--- Start PASSAGE GIVEN ---
Epitaph on a small fleet: the brave corvettes
They were the least glamorous of warships—too small, too clumsy, their crews too green. But in the bitter struggle for the Atlantic, they were too tough to quit
“The Battle of the Atlantic was the dominating factor all through the war . . . Everything happening elsewhere, on land, at sea, or in the air, depended ultimately on its outcome . . . The only thing that ever really frightened me . . . was the U-boat peril."
SIR WINSTON CHURCHILL IN THE SECOND WORLD WAR
THE FIRST CORVETTE I ever saw was Canadian-built, Canadianmanned and named Windflower. The destroyer in which I was serving met this squat little 900-ton newcomer to the Atlantic battlefield in January 1941 and, not unnaturally, approached her for a closer look.
We were completely unnerved at the sight of a 4-inch gun on her foredeck with a weather-warped wooden barrel that distinctly drooped. Then we were warned to keep clear of her stern with the immortal signal: “If you touch me there, I’ll, scream.”
--- End PASSAGE GIVEN ---
INSTRUCTION A ▸ From the listing, repeat the lines starting at the one containing "X-axis label: Graphe" and ending at the one containing "For every button, label, input, icon, or", both included.
The passage about the corvettes and the listing that follows it are unrelated material.
--- Start ENTRIES SUPPLIED ---
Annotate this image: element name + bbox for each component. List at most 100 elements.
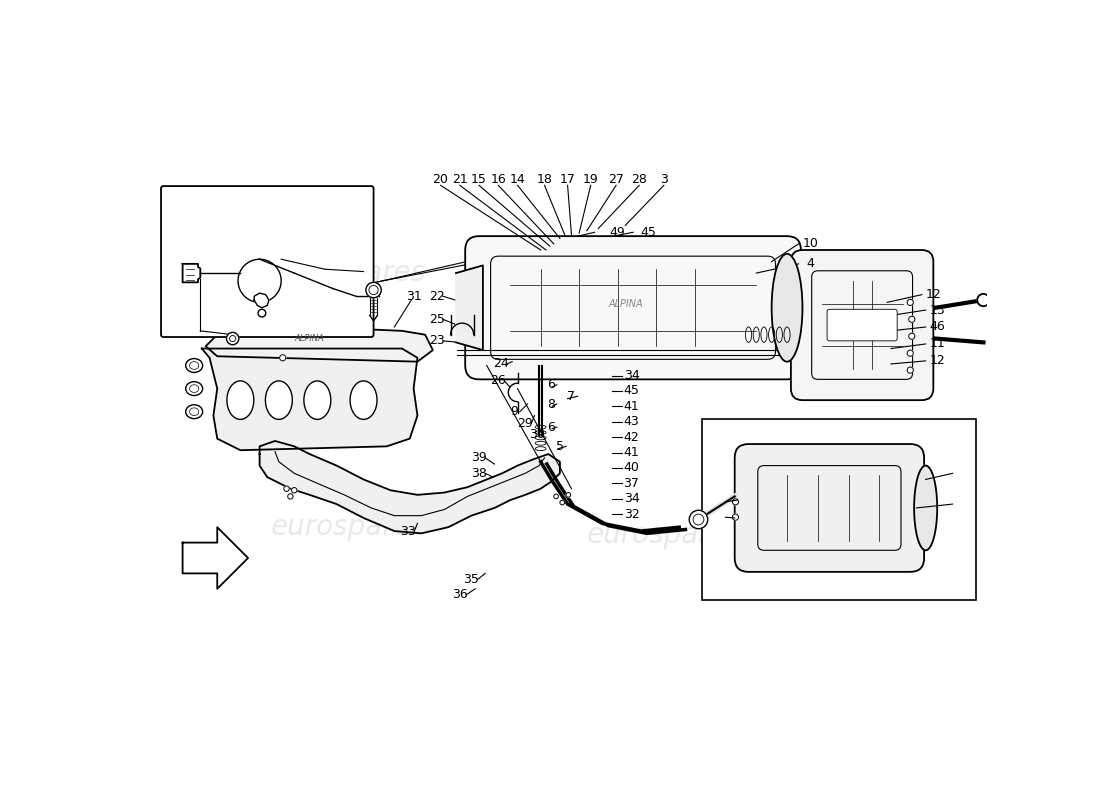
Polygon shape <box>202 349 418 450</box>
Text: 20: 20 <box>432 173 449 186</box>
Text: ALPINA: ALPINA <box>608 299 642 309</box>
Text: 48: 48 <box>283 309 298 322</box>
Text: 7: 7 <box>568 390 575 403</box>
Polygon shape <box>254 293 268 308</box>
Circle shape <box>288 494 293 499</box>
FancyBboxPatch shape <box>465 236 801 379</box>
Text: 1: 1 <box>928 438 936 450</box>
Ellipse shape <box>772 254 803 362</box>
Text: 35: 35 <box>463 573 480 586</box>
Text: 14: 14 <box>509 173 526 186</box>
Polygon shape <box>455 266 483 350</box>
Polygon shape <box>183 527 249 589</box>
Circle shape <box>366 282 382 298</box>
Text: 42: 42 <box>624 430 639 444</box>
Text: 8: 8 <box>547 398 554 410</box>
Text: 41: 41 <box>624 446 639 459</box>
Text: 22: 22 <box>429 290 444 302</box>
Circle shape <box>690 510 707 529</box>
Ellipse shape <box>186 405 202 418</box>
Text: Vale per SA: Vale per SA <box>719 432 799 446</box>
Ellipse shape <box>350 381 377 419</box>
Text: eurospares: eurospares <box>271 514 426 541</box>
Text: 38: 38 <box>710 510 726 524</box>
Text: 12: 12 <box>930 354 945 367</box>
Text: 17: 17 <box>560 173 575 186</box>
Text: eurospares: eurospares <box>586 336 741 364</box>
Circle shape <box>908 350 913 356</box>
Text: 46: 46 <box>930 321 945 334</box>
Circle shape <box>560 500 564 505</box>
Text: 23: 23 <box>429 334 444 347</box>
Text: 33: 33 <box>400 525 416 538</box>
Circle shape <box>909 333 915 339</box>
Text: 6: 6 <box>547 378 554 391</box>
Text: 6: 6 <box>547 421 554 434</box>
Text: 21: 21 <box>452 173 468 186</box>
FancyBboxPatch shape <box>735 444 924 572</box>
Text: 16: 16 <box>491 173 506 186</box>
Text: 18: 18 <box>537 173 552 186</box>
Text: 31: 31 <box>406 290 421 302</box>
Text: 3: 3 <box>660 173 668 186</box>
Text: 34: 34 <box>624 369 639 382</box>
Ellipse shape <box>186 358 202 373</box>
Circle shape <box>292 487 297 493</box>
Circle shape <box>909 316 915 322</box>
Circle shape <box>279 354 286 361</box>
Text: 44: 44 <box>937 498 953 510</box>
Text: 19: 19 <box>583 173 598 186</box>
FancyBboxPatch shape <box>791 250 933 400</box>
Text: 34: 34 <box>624 492 639 506</box>
Text: Valid for SA: Valid for SA <box>719 451 800 465</box>
Text: ALPINA: ALPINA <box>295 334 324 343</box>
Text: 4: 4 <box>806 258 814 270</box>
Text: eurospares: eurospares <box>586 521 741 549</box>
FancyBboxPatch shape <box>161 186 374 337</box>
Text: 40: 40 <box>624 462 639 474</box>
Text: 9: 9 <box>509 405 518 418</box>
Ellipse shape <box>186 382 202 395</box>
Text: 43: 43 <box>624 415 639 428</box>
Text: 38: 38 <box>471 467 487 480</box>
Text: eurospares: eurospares <box>271 259 426 287</box>
Circle shape <box>284 486 289 491</box>
Text: 30: 30 <box>529 428 544 442</box>
Text: 45: 45 <box>624 385 639 398</box>
Text: 25: 25 <box>429 313 444 326</box>
Circle shape <box>227 332 239 345</box>
Ellipse shape <box>914 466 937 550</box>
Text: 32: 32 <box>624 508 639 521</box>
Text: 37: 37 <box>624 477 639 490</box>
FancyBboxPatch shape <box>827 310 898 341</box>
Circle shape <box>908 299 913 306</box>
Text: 39: 39 <box>710 495 726 508</box>
Text: 26: 26 <box>491 374 506 387</box>
Circle shape <box>553 494 559 498</box>
Polygon shape <box>260 441 560 534</box>
Text: 12: 12 <box>925 288 942 301</box>
Circle shape <box>733 498 738 505</box>
Polygon shape <box>206 323 433 362</box>
Text: 27: 27 <box>608 173 624 186</box>
Text: 24: 24 <box>493 358 508 370</box>
Polygon shape <box>183 264 200 282</box>
Circle shape <box>977 294 990 306</box>
Text: 13: 13 <box>930 303 945 317</box>
Text: 36: 36 <box>452 589 468 602</box>
Text: 41: 41 <box>624 400 639 413</box>
Text: 29: 29 <box>517 417 534 430</box>
Circle shape <box>733 514 738 520</box>
Text: 11: 11 <box>930 338 945 350</box>
Ellipse shape <box>304 381 331 419</box>
Circle shape <box>566 493 571 497</box>
Text: 28: 28 <box>631 173 647 186</box>
Text: 45: 45 <box>937 467 953 480</box>
Text: 39: 39 <box>471 451 487 464</box>
Ellipse shape <box>265 381 293 419</box>
Text: 49: 49 <box>609 226 626 238</box>
Circle shape <box>908 367 913 373</box>
Text: 45: 45 <box>640 226 657 238</box>
Text: 15: 15 <box>471 173 487 186</box>
Text: 47: 47 <box>275 328 290 341</box>
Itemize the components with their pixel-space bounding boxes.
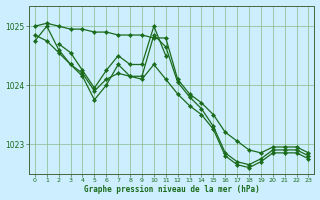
X-axis label: Graphe pression niveau de la mer (hPa): Graphe pression niveau de la mer (hPa) xyxy=(84,185,260,194)
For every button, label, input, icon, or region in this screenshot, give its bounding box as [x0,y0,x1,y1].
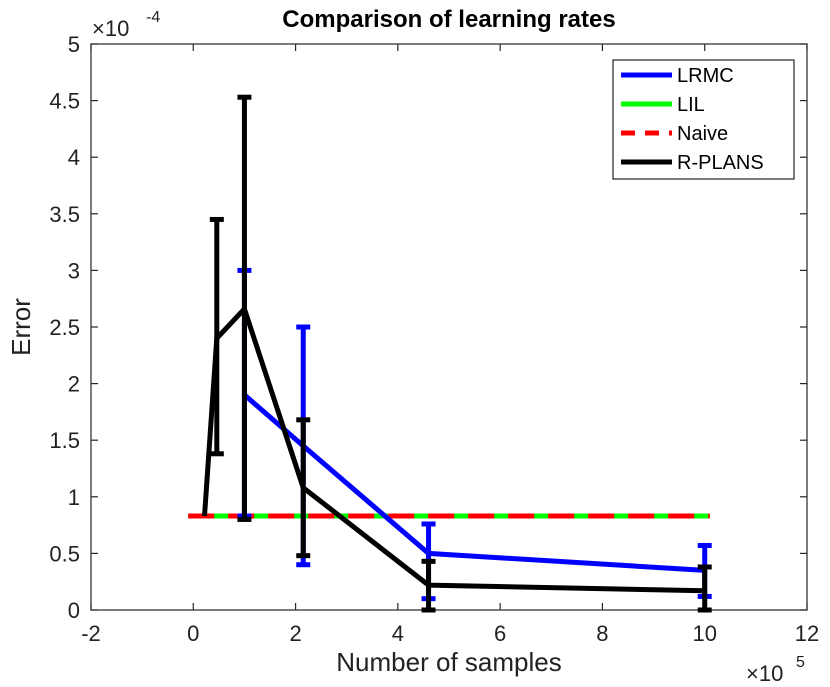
x-tick-label: 10 [692,621,716,646]
y-tick-label: 0 [68,598,80,623]
error-bar-r-plans [296,417,311,559]
y-tick-label: 1 [68,485,80,510]
error-bar-r-plans [237,94,252,522]
y-tick-label: 3 [68,258,80,283]
x-tick-label: 4 [392,621,404,646]
y-tick-label: 4 [68,145,80,170]
x-exponent-power: 5 [796,654,805,671]
y-tick-label: 5 [68,32,80,57]
x-tick-label: 12 [795,621,819,646]
x-tick-label: 8 [596,621,608,646]
y-exponent: ×10 -4 [92,9,160,41]
x-exponent-base: ×10 [746,661,783,686]
error-bar-r-plans [421,558,436,613]
error-bar-r-plans [697,564,712,613]
y-tick-label: 2.5 [49,315,80,340]
x-exponent: ×10 5 [746,654,805,686]
y-tick-label: 3.5 [49,202,80,227]
legend-label-r-plans: R-PLANS [677,152,764,174]
y-tick-label: 1.5 [49,428,80,453]
x-tick-label: 0 [187,621,199,646]
error-bar-r-plans [209,216,224,457]
y-axis-label: Error [6,298,36,356]
x-tick-label: -2 [81,621,101,646]
y-exponent-power: -4 [146,9,160,26]
x-tick-labels: -2 0 2 4 6 8 10 12 [81,621,819,646]
legend-box [612,59,795,180]
y-tick-labels: 0 0.5 1 1.5 2 2.5 3 3.5 4 4.5 5 [49,32,80,623]
legend: LRMC LIL Naive R-PLANS [612,59,795,180]
y-exponent-base: ×10 [92,16,129,41]
chart-title: Comparison of learning rates [282,6,615,33]
x-axis-label: Number of samples [336,647,561,677]
y-tick-label: 0.5 [49,541,80,566]
legend-label-naive: Naive [677,123,728,145]
series-layer [188,94,712,613]
legend-label-lrmc: LRMC [677,65,734,87]
series-line-lrmc [242,393,705,573]
y-tick-label: 4.5 [49,89,80,114]
x-tick-label: 6 [494,621,506,646]
series-r-plans [202,94,712,613]
x-tick-label: 2 [289,621,301,646]
legend-label-lil: LIL [677,94,705,116]
ticks [90,43,808,611]
y-tick-label: 2 [68,372,80,397]
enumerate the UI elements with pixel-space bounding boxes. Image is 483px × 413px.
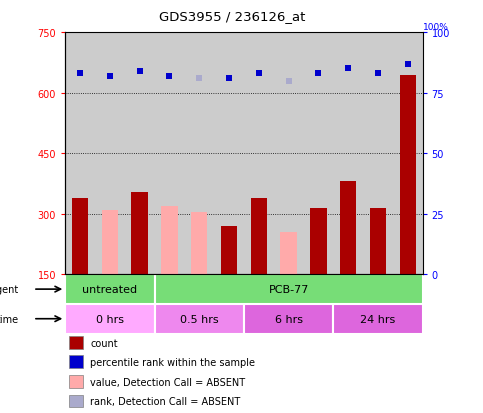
Bar	[244, 304, 333, 334]
Text: time: time	[0, 314, 19, 324]
Bar	[65, 275, 155, 304]
Bar	[310, 208, 327, 275]
Bar	[244, 33, 274, 275]
Bar	[191, 212, 207, 275]
Text: percentile rank within the sample: percentile rank within the sample	[90, 357, 255, 367]
Bar	[95, 33, 125, 275]
Text: GDS3955 / 236126_at: GDS3955 / 236126_at	[158, 10, 305, 23]
Bar	[214, 33, 244, 275]
Bar	[274, 33, 303, 275]
Bar	[399, 75, 416, 275]
Text: count: count	[90, 338, 118, 348]
Bar	[69, 375, 83, 388]
Bar	[340, 182, 356, 275]
Bar	[69, 336, 83, 349]
Bar	[72, 198, 88, 275]
Bar	[303, 33, 333, 275]
Bar	[125, 33, 155, 275]
Bar	[65, 33, 95, 275]
Text: 6 hrs: 6 hrs	[275, 314, 302, 324]
Text: rank, Detection Call = ABSENT: rank, Detection Call = ABSENT	[90, 396, 241, 406]
Text: 0 hrs: 0 hrs	[96, 314, 124, 324]
Text: 100%: 100%	[423, 23, 449, 32]
Bar	[251, 198, 267, 275]
Bar	[161, 206, 178, 275]
Text: untreated: untreated	[82, 285, 138, 294]
Text: 24 hrs: 24 hrs	[360, 314, 396, 324]
Bar	[131, 192, 148, 275]
Bar	[155, 33, 185, 275]
Bar	[393, 33, 423, 275]
Bar	[69, 356, 83, 368]
Bar	[333, 304, 423, 334]
Bar	[221, 226, 237, 275]
Bar	[65, 304, 155, 334]
Bar	[155, 304, 244, 334]
Bar	[370, 208, 386, 275]
Bar	[102, 210, 118, 275]
Bar	[185, 33, 214, 275]
Text: value, Detection Call = ABSENT: value, Detection Call = ABSENT	[90, 377, 245, 387]
Bar	[333, 33, 363, 275]
Text: PCB-77: PCB-77	[269, 285, 309, 294]
Bar	[69, 394, 83, 407]
Bar	[155, 275, 423, 304]
Bar	[363, 33, 393, 275]
Bar	[281, 233, 297, 275]
Text: 0.5 hrs: 0.5 hrs	[180, 314, 218, 324]
Text: agent: agent	[0, 285, 19, 294]
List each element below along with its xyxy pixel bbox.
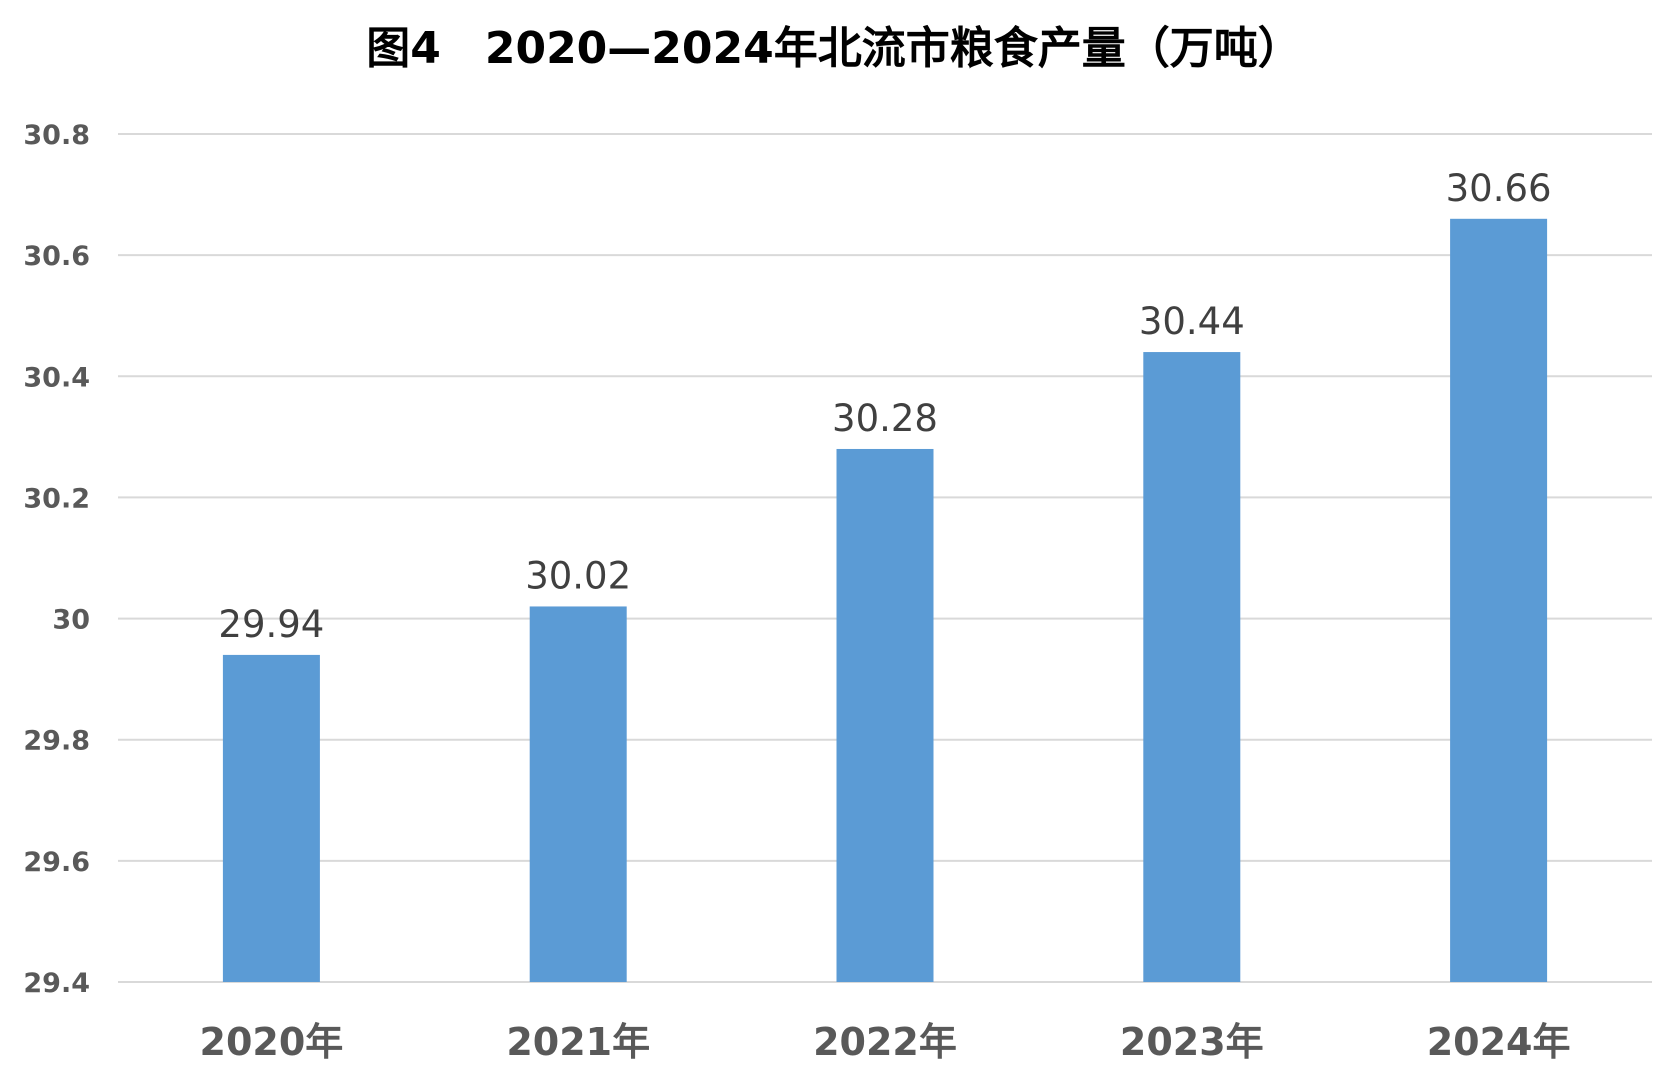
--- End ENTRIES SUPPLIED ---
INSTRUCTION B ▸ Summarize the passage on the corvettes in two sentences.

TASK RESPONSE A ▸
X-axis label: Graphe pression niveau de la mer (hPa): Graphe pression niveau de la mer (hPa) xyxy=(84,185,260,194)
For every button, label, input, icon, or region in this screenshot, give its bounding box as [x0,y0,x1,y1].

TASK RESPONSE B ▸ Corvettes were the least glamorous of warships, being too small and clumsy and having green crews, yet in the struggle for the Atlantic they proved too tough to quit. In January 1941 the writer, then serving in a destroyer, first saw one, the Canadian-built Windflower, and was unnerved by her drooping, weather-warped wooden gun barrel before she signaled the destroyer to keep clear of her stern.